> **RAW DATA**

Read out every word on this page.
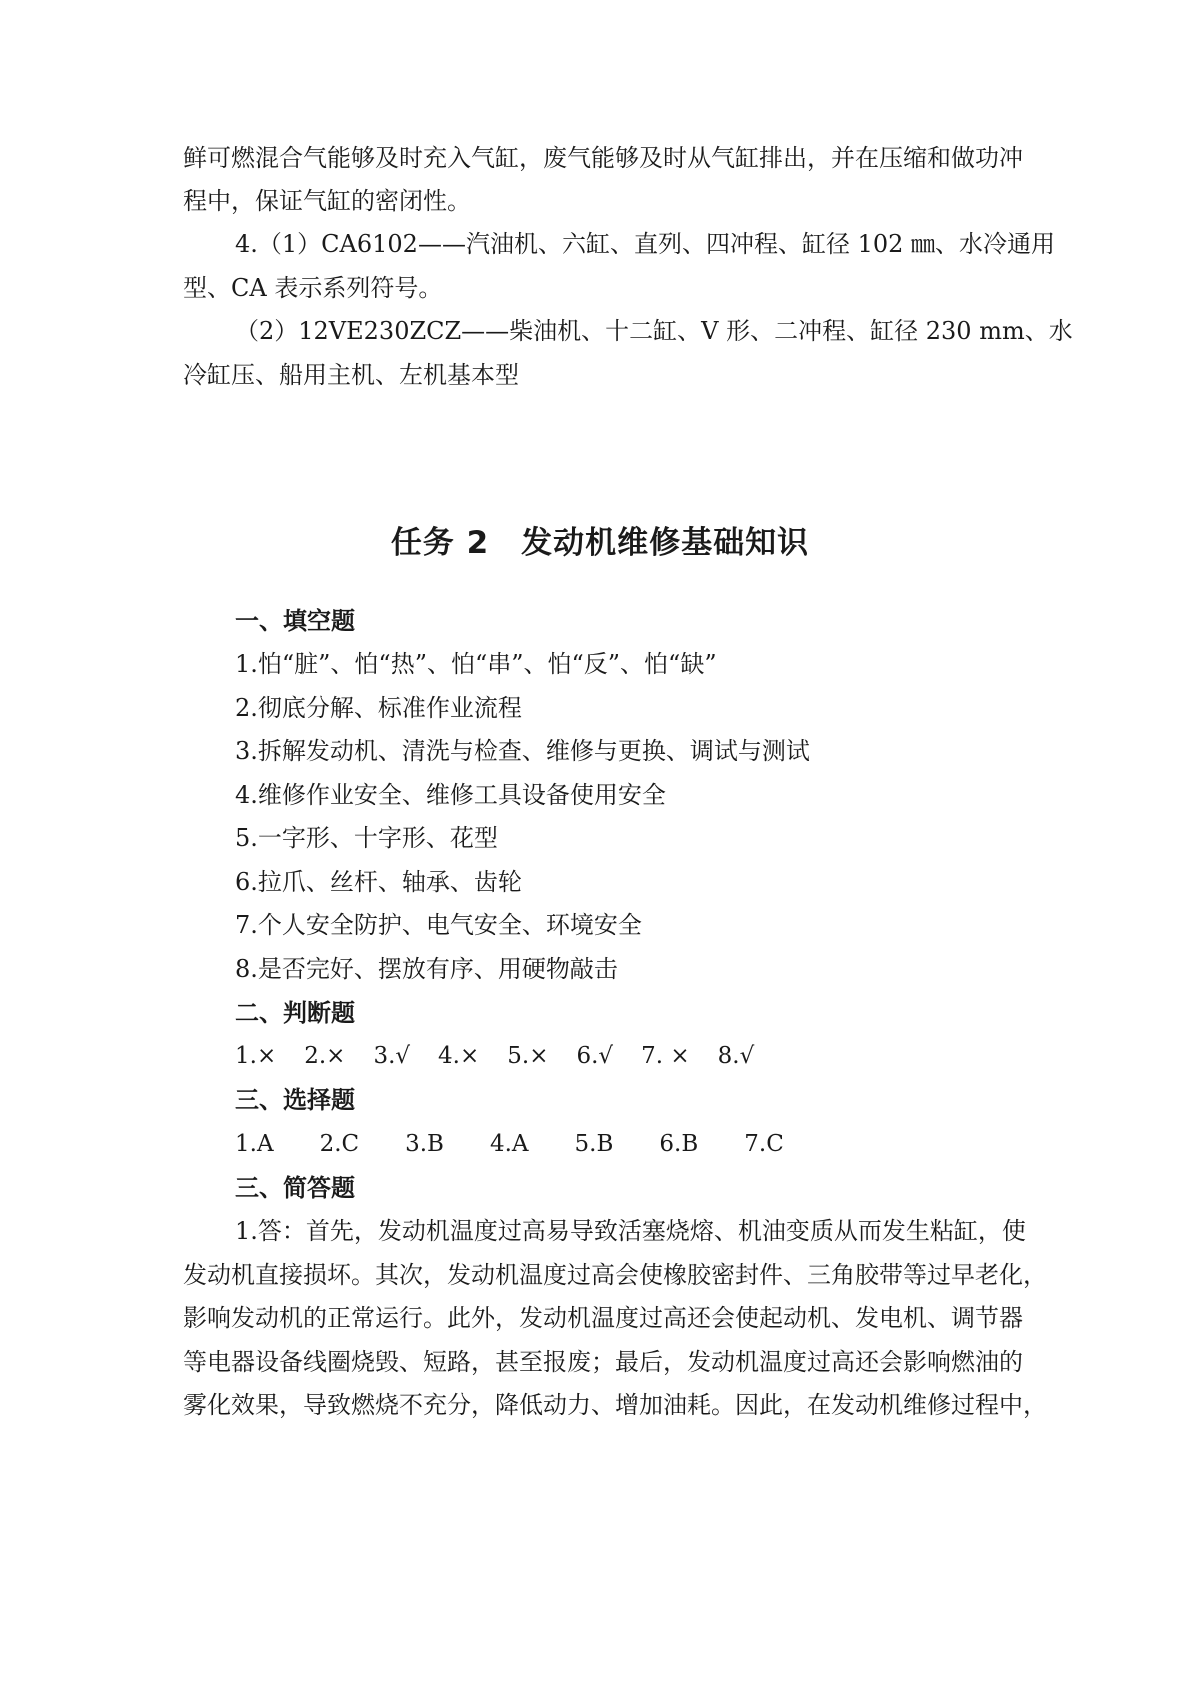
鲜可燃混合气能够及时充入气缸，废气能够及时从气缸排出，并在压缩和做功冲
程中，保证气缸的密闭性。
4.（1）CA6102——汽油机、六缸、直列、四冲程、缸径 102 ㎜、水冷通用
型、CA 表示系列符号。
（2）12VE230ZCZ——柴油机、十二缸、V 形、二冲程、缸径 230 mm、水
冷缸压、船用主机、左机基本型
任务 2　发动机维修基础知识
一、填空题
1.怕“脏”、怕“热”、怕“串”、怕“反”、怕“缺”
2.彻底分解、标准作业流程
3.拆解发动机、清洗与检查、维修与更换、调试与测试
4.维修作业安全、维修工具设备使用安全
5.一字形、十字形、花型
6.拉爪、丝杆、轴承、齿轮
7.个人安全防护、电气安全、环境安全
8.是否完好、摆放有序、用硬物敲击
二、判断题
1.× 2.× 3.√ 4.× 5.× 6.√ 7. × 8.√
三、选择题
1.A 2.C 3.B 4.A 5.B 6.B 7.C
三、简答题
1.答：首先，发动机温度过高易导致活塞烧熔、机油变质从而发生粘缸，使
发动机直接损坏。其次，发动机温度过高会使橡胶密封件、三角胶带等过早老化，
影响发动机的正常运行。此外，发动机温度过高还会使起动机、发电机、调节器
等电器设备线圈烧毁、短路，甚至报废；最后，发动机温度过高还会影响燃油的
雾化效果，导致燃烧不充分，降低动力、增加油耗。因此，在发动机维修过程中，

> **WORK TO COMPLETE**
Every entry above is to be set down exactly; the pictures are to be left out.

> **WRITTEN REPLY**
Read out every word on this page.
鲜可燃混合气能够及时充入气缸，废气能够及时从气缸排出，并在压缩和做功冲
程中，保证气缸的密闭性。
4.（1）CA6102——汽油机、六缸、直列、四冲程、缸径 102 ㎜、水冷通用
型、CA 表示系列符号。
（2）12VE230ZCZ——柴油机、十二缸、V 形、二冲程、缸径 230 mm、水
冷缸压、船用主机、左机基本型
任务 2　发动机维修基础知识
一、填空题
1.怕“脏”、怕“热”、怕“串”、怕“反”、怕“缺”
2.彻底分解、标准作业流程
3.拆解发动机、清洗与检查、维修与更换、调试与测试
4.维修作业安全、维修工具设备使用安全
5.一字形、十字形、花型
6.拉爪、丝杆、轴承、齿轮
7.个人安全防护、电气安全、环境安全
8.是否完好、摆放有序、用硬物敲击
二、判断题
1.× 2.× 3.√ 4.× 5.× 6.√ 7. × 8.√
三、选择题
1.A 2.C 3.B 4.A 5.B 6.B 7.C
三、简答题
1.答：首先，发动机温度过高易导致活塞烧熔、机油变质从而发生粘缸，使
发动机直接损坏。其次，发动机温度过高会使橡胶密封件、三角胶带等过早老化，
影响发动机的正常运行。此外，发动机温度过高还会使起动机、发电机、调节器
等电器设备线圈烧毁、短路，甚至报废；最后，发动机温度过高还会影响燃油的
雾化效果，导致燃烧不充分，降低动力、增加油耗。因此，在发动机维修过程中，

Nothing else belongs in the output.